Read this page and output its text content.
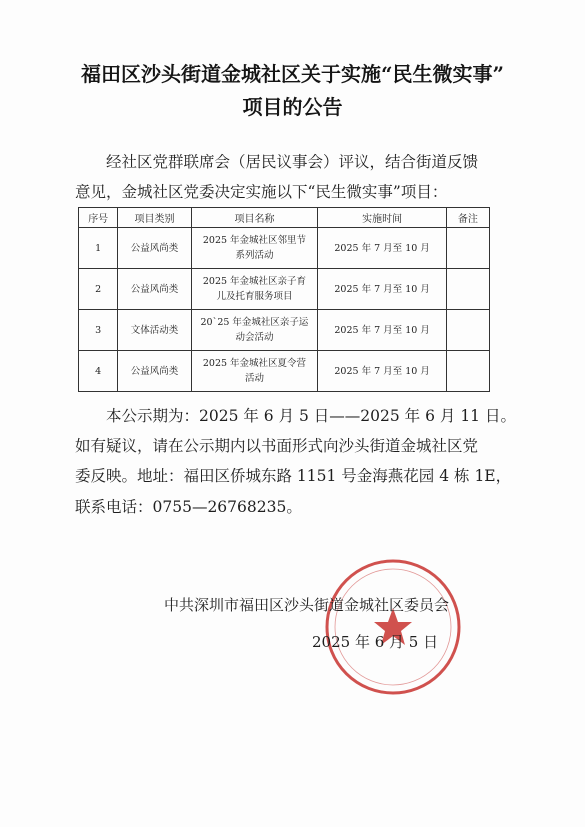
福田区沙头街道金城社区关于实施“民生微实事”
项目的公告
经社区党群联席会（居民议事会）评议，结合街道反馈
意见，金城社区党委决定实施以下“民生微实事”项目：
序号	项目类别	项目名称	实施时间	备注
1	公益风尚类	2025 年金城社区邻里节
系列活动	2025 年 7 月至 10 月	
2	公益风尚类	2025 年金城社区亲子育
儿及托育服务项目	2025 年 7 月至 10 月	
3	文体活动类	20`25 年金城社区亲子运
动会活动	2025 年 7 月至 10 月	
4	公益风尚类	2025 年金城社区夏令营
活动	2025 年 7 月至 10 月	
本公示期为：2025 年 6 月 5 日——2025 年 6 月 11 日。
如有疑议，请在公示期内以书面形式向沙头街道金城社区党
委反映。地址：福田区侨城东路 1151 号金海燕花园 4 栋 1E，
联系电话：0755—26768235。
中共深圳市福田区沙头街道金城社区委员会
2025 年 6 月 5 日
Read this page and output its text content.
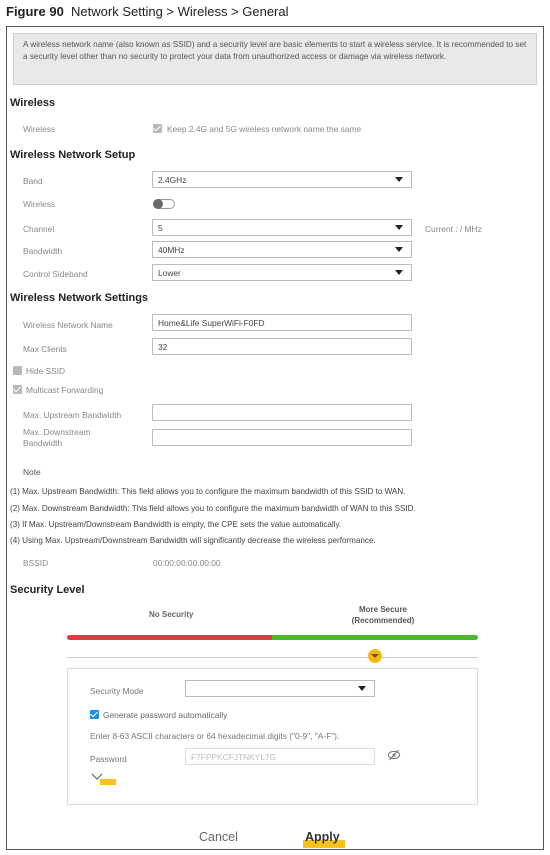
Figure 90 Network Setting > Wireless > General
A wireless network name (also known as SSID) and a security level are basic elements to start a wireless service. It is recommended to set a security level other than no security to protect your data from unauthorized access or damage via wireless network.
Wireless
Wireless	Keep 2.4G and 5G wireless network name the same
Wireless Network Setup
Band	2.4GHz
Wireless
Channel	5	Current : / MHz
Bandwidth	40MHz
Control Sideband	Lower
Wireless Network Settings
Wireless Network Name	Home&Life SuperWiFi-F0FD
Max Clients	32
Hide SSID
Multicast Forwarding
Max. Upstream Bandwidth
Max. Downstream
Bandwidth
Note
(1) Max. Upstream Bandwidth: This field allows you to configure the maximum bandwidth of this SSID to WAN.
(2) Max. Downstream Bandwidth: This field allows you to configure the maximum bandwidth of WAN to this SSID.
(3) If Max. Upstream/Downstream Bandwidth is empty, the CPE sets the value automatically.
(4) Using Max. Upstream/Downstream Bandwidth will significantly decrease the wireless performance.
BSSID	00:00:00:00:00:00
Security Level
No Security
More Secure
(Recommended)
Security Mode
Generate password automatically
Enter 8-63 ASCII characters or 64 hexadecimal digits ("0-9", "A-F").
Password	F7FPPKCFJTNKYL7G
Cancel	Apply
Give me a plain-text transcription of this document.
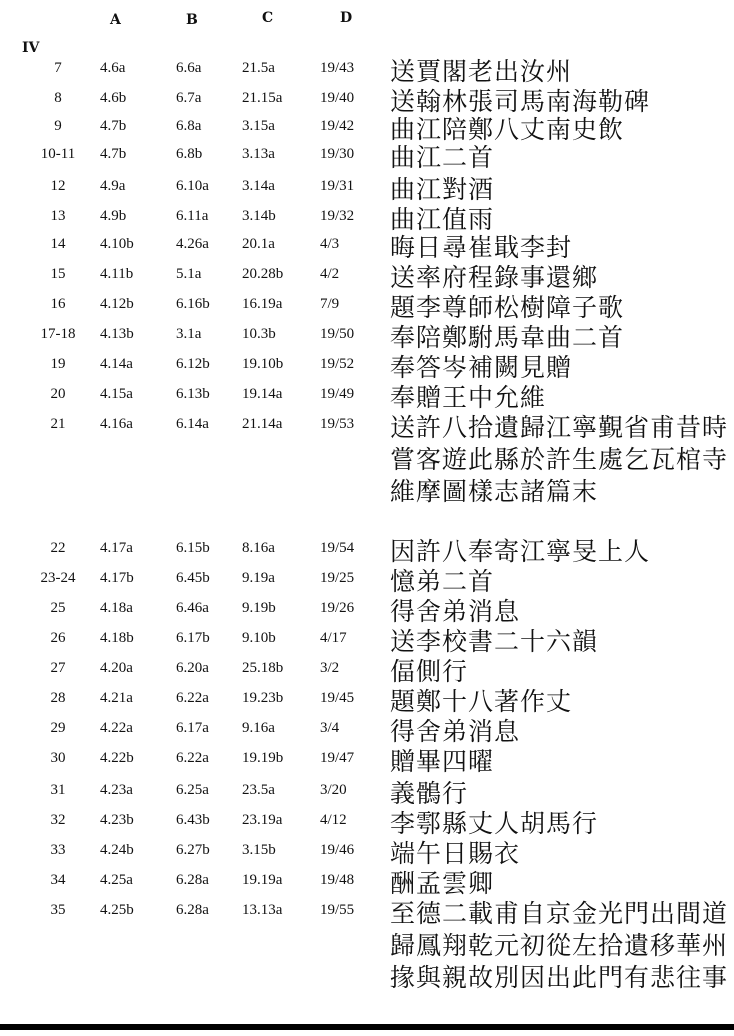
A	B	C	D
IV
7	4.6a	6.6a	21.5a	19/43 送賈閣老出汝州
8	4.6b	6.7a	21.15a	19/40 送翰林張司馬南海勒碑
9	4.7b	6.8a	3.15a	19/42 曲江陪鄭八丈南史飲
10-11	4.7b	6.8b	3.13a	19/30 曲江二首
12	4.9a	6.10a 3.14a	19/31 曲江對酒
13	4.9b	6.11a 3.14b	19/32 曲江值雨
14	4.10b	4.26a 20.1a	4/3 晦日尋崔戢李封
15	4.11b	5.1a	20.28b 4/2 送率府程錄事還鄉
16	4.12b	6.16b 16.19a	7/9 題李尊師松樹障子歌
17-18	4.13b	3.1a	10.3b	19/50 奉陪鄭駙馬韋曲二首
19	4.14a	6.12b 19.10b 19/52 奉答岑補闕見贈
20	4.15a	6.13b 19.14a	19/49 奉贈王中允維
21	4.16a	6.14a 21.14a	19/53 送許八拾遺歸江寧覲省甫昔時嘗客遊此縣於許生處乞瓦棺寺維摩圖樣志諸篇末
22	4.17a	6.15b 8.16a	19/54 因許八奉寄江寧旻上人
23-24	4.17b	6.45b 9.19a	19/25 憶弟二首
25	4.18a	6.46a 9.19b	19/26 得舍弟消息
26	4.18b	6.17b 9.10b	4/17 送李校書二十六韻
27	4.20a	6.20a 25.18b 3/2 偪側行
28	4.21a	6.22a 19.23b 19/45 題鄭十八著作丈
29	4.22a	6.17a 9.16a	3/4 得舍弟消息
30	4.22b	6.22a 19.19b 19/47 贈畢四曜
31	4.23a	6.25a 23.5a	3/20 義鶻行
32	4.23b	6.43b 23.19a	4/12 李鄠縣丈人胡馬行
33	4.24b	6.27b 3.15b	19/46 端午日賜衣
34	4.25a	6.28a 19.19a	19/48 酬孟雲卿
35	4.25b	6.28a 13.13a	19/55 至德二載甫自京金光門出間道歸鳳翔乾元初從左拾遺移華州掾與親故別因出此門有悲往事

◆ ◆ ◆

Prompt:
Write out the entries above word for word. Do not include the pictures.

Solution to the problem:
Read this page and output its text content.
福田区沙头街道金城社区关于实施“民生微实事”
项目的公告
经社区党群联席会（居民议事会）评议，结合街道反馈
意见，金城社区党委决定实施以下“民生微实事”项目：
序号	项目类别	项目名称	实施时间	备注
1	公益风尚类	2025 年金城社区邻里节
系列活动	2025 年 7 月至 10 月	
2	公益风尚类	2025 年金城社区亲子育
儿及托育服务项目	2025 年 7 月至 10 月	
3	文体活动类	20`25 年金城社区亲子运
动会活动	2025 年 7 月至 10 月	
4	公益风尚类	2025 年金城社区夏令营
活动	2025 年 7 月至 10 月	
本公示期为：2025 年 6 月 5 日——2025 年 6 月 11 日。
如有疑议，请在公示期内以书面形式向沙头街道金城社区党
委反映。地址：福田区侨城东路 1151 号金海燕花园 4 栋 1E，
联系电话：0755—26768235。
中共深圳市福田区沙头街道金城社区委员会
2025 年 6 月 5 日
Read this page and output its text content.
Figure 90 Network Setting > Wireless > General
A wireless network name (also known as SSID) and a security level are basic elements to start a wireless service. It is recommended to set a security level other than no security to protect your data from unauthorized access or damage via wireless network.
Wireless
Wireless	Keep 2.4G and 5G wireless network name the same
Wireless Network Setup
Band	2.4GHz
Wireless
Channel	5	Current : / MHz
Bandwidth	40MHz
Control Sideband	Lower
Wireless Network Settings
Wireless Network Name	Home&Life SuperWiFi-F0FD
Max Clients	32
Hide SSID
Multicast Forwarding
Max. Upstream Bandwidth
Max. Downstream
Bandwidth
Note
(1) Max. Upstream Bandwidth: This field allows you to configure the maximum bandwidth of this SSID to WAN.
(2) Max. Downstream Bandwidth: This field allows you to configure the maximum bandwidth of WAN to this SSID.
(3) If Max. Upstream/Downstream Bandwidth is empty, the CPE sets the value automatically.
(4) Using Max. Upstream/Downstream Bandwidth will significantly decrease the wireless performance.
BSSID	00:00:00:00:00:00
Security Level
No Security
More Secure
(Recommended)
Security Mode
Generate password automatically
Enter 8-63 ASCII characters or 64 hexadecimal digits ("0-9", "A-F").
Password	F7FPPKCFJTNKYL7G
Cancel	Apply
Give me a plain-text transcription of this document.
A	B	C	D
IV
7	4.6a	6.6a	21.5a	19/43 送賈閣老出汝州
8	4.6b	6.7a	21.15a	19/40 送翰林張司馬南海勒碑
9	4.7b	6.8a	3.15a	19/42 曲江陪鄭八丈南史飲
10-11	4.7b	6.8b	3.13a	19/30 曲江二首
12	4.9a	6.10a 3.14a	19/31 曲江對酒
13	4.9b	6.11a 3.14b	19/32 曲江值雨
14	4.10b	4.26a 20.1a	4/3 晦日尋崔戢李封
15	4.11b	5.1a	20.28b 4/2 送率府程錄事還鄉
16	4.12b	6.16b 16.19a	7/9 題李尊師松樹障子歌
17-18	4.13b	3.1a	10.3b	19/50 奉陪鄭駙馬韋曲二首
19	4.14a	6.12b 19.10b 19/52 奉答岑補闕見贈
20	4.15a	6.13b 19.14a	19/49 奉贈王中允維
21	4.16a	6.14a 21.14a	19/53 送許八拾遺歸江寧覲省甫昔時嘗客遊此縣於許生處乞瓦棺寺維摩圖樣志諸篇末
22	4.17a	6.15b 8.16a	19/54 因許八奉寄江寧旻上人
23-24	4.17b	6.45b 9.19a	19/25 憶弟二首
25	4.18a	6.46a 9.19b	19/26 得舍弟消息
26	4.18b	6.17b 9.10b	4/17 送李校書二十六韻
27	4.20a	6.20a 25.18b 3/2 偪側行
28	4.21a	6.22a 19.23b 19/45 題鄭十八著作丈
29	4.22a	6.17a 9.16a	3/4 得舍弟消息
30	4.22b	6.22a 19.19b 19/47 贈畢四曜
31	4.23a	6.25a 23.5a	3/20 義鶻行
32	4.23b	6.43b 23.19a	4/12 李鄠縣丈人胡馬行
33	4.24b	6.27b 3.15b	19/46 端午日賜衣
34	4.25a	6.28a 19.19a	19/48 酬孟雲卿
35	4.25b	6.28a 13.13a	19/55 至德二載甫自京金光門出間道歸鳳翔乾元初從左拾遺移華州掾與親故別因出此門有悲往事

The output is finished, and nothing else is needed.